━━━ PROVIDED MATERIAL ━━━
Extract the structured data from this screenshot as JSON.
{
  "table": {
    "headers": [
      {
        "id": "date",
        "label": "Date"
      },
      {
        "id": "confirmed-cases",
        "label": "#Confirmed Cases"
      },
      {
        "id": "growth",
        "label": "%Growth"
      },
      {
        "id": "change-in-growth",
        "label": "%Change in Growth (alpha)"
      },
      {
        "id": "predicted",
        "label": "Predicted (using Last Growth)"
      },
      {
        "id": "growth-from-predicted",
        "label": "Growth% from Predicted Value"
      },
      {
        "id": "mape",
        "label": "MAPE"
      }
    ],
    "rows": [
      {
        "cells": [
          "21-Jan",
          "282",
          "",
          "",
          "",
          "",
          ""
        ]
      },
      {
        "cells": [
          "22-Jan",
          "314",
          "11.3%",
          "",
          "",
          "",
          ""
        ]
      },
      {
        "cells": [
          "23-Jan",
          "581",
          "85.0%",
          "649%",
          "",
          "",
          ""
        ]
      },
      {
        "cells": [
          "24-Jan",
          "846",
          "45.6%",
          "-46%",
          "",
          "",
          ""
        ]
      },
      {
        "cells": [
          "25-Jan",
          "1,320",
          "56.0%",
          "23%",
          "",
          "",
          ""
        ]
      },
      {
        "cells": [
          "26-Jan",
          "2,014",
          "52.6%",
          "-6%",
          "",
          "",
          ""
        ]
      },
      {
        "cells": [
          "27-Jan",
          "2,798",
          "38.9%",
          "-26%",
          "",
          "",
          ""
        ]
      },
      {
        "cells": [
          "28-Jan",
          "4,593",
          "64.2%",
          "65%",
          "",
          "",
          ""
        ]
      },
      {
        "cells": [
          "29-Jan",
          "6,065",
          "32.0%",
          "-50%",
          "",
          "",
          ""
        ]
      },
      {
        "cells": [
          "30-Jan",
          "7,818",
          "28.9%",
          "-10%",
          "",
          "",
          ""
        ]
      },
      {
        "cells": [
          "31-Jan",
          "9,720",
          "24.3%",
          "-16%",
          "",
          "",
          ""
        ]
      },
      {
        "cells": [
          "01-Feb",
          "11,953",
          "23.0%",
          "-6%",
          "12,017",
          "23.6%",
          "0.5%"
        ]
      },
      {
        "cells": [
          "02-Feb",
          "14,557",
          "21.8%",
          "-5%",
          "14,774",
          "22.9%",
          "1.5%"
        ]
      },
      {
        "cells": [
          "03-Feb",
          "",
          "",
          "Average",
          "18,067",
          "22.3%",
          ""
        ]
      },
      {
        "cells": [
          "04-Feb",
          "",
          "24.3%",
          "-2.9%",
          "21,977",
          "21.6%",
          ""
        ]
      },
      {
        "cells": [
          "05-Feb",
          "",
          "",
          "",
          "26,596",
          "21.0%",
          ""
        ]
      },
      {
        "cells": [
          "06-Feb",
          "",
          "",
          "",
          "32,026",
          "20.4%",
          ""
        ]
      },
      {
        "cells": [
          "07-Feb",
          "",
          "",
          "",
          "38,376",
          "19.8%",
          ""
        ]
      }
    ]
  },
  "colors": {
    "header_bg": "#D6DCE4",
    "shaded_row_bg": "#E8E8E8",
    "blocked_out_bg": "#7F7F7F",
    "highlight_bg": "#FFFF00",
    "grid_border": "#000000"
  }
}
━━━
*TASK DIRECTIONS*: How many lines in the listing above contain the string "from"? Answer with the number only.

*RIGHT ANSWER*: 3